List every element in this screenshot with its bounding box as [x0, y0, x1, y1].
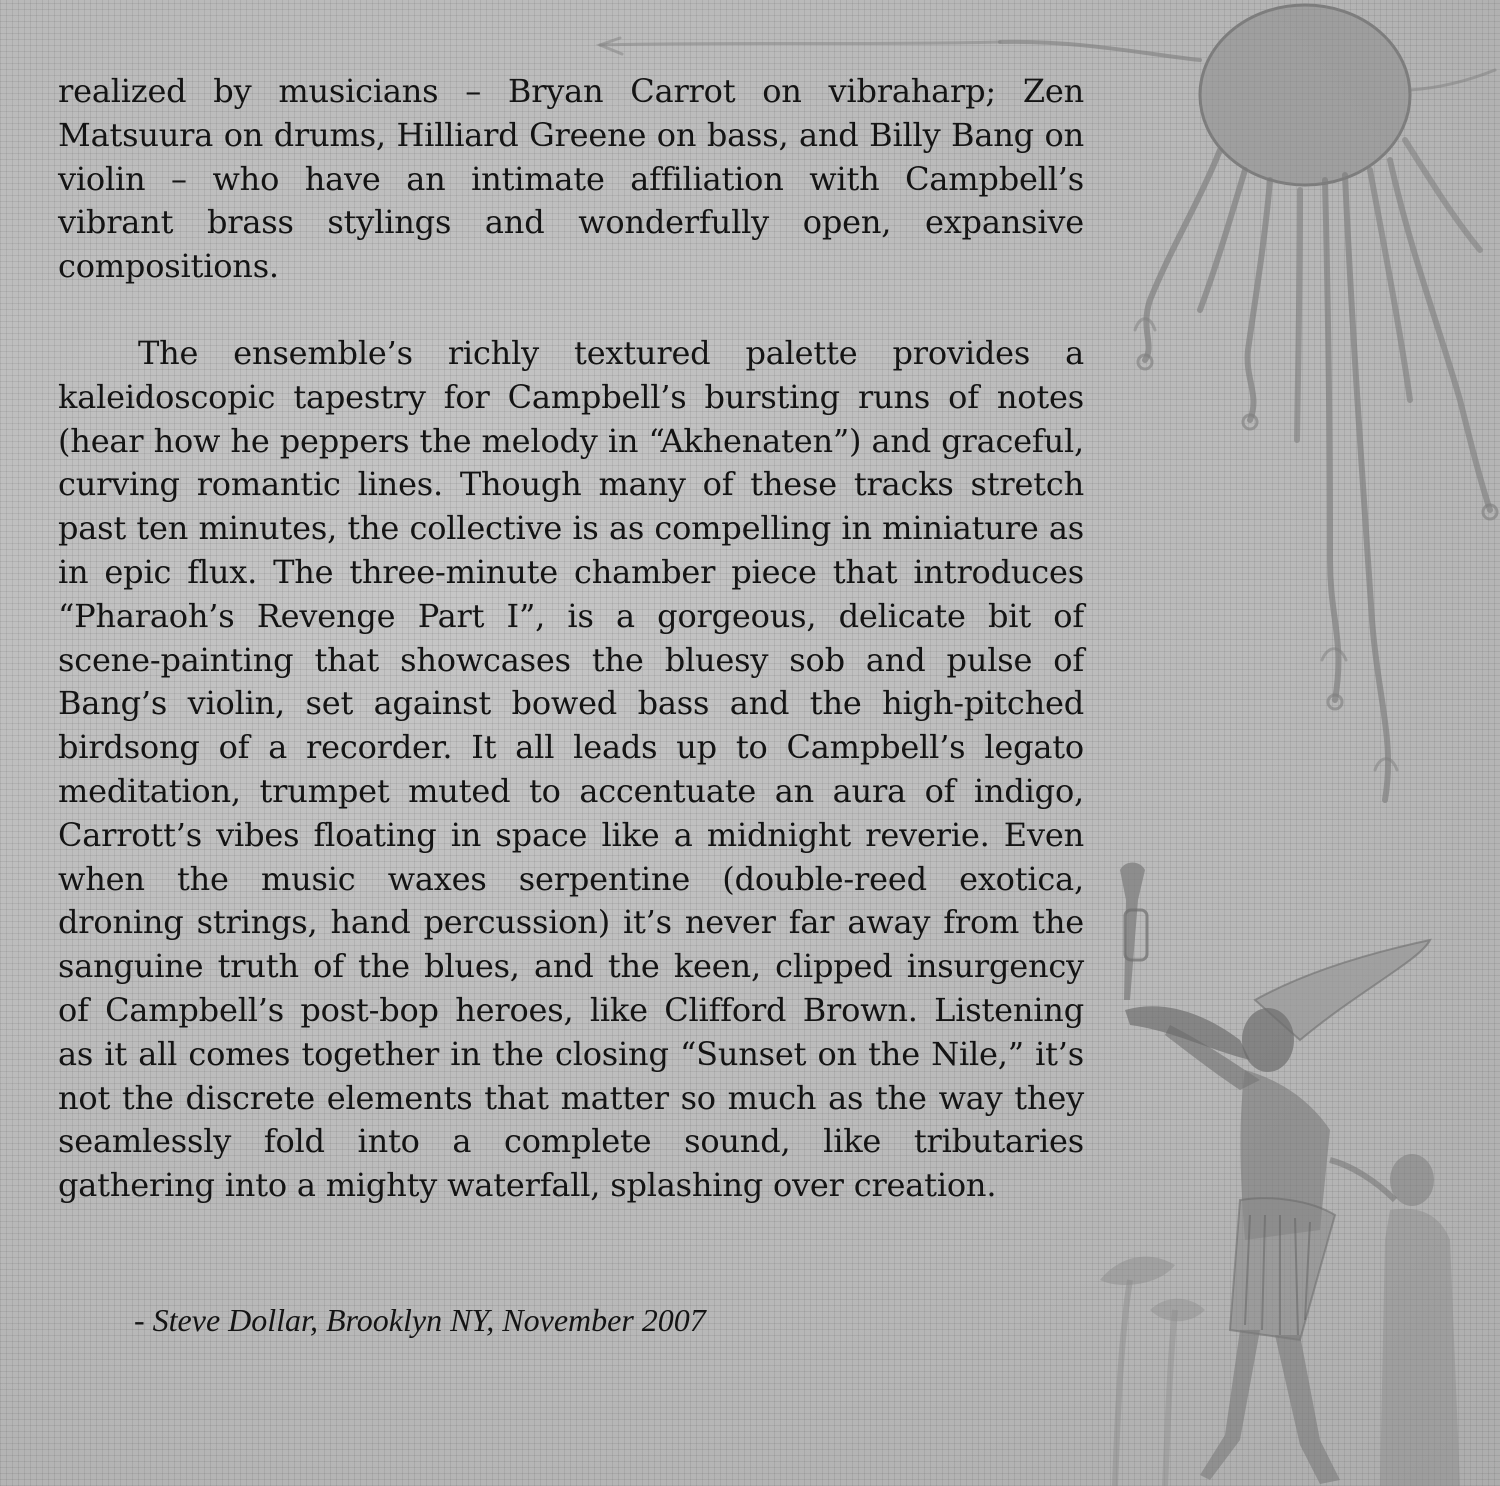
- paragraph-2: The ensemble’s richly textured palette provides a kaleidoscopic tapestry for Campbell’s bursting runs of notes (hear how he peppers the melody in “Akhenaten”) and graceful, curving romantic lines. Though many of these tracks stretch past ten minutes, the collective is as compelling in miniature as in epic flux. The three-minute chamber piece that introduces “Pharaoh’s Revenge Part I”, is a gorgeous, delicate bit of scene-painting that showcases the bluesy sob and pulse of Bang’s violin, set against bowed bass and the high-pitched birdsong of a recorder. It all leads up to Campbell’s legato meditation, trumpet muted to accentuate an aura of indigo, Carrott’s vibes floating in space like a midnight reverie. Even when the music waxes serpentine (double-reed exotica, droning strings, hand percussion) it’s never far away from the sanguine truth of the blues, and the keen, clipped insurgency of Campbell’s post-bop heroes, like Clifford Brown. Listening as it all comes together in the closing “Sunset on the Nile,” it’s not the discrete elements that matter so much as the way they seamlessly fold into a complete sound, like tributaries gathering into a mighty waterfall, splashing over creation.: [58, 333, 1084, 1205]
- article-body: [58, 70, 1084, 1208]
- author-signature: - Steve Dollar, Brooklyn NY, November 2007: [134, 1302, 706, 1338]
- paragraph-1: realized by musicians – Bryan Carrot on vibraharp; Zen Matsuura on drums, Hilliard Greene on bass, and Billy Bang on violin – who have an intimate affiliation with Campbell’s vibrant brass stylings and wonderfully open, expansive compositions.: [58, 72, 1084, 286]
- pharaoh-figure-icon: [1100, 863, 1460, 1486]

# Task
Pull out every line of the listing above that contains the string "Bryan", matching case exactly.

# Result for this task
- paragraph-1: realized by musicians – Bryan Carrot on vibraharp; Zen Matsuura on drums, Hilliard Greene on bass, and Billy Bang on violin – who have an intimate affiliation with Campbell’s vibrant brass stylings and wonderfully open, expansive compositions.: [58, 72, 1084, 286]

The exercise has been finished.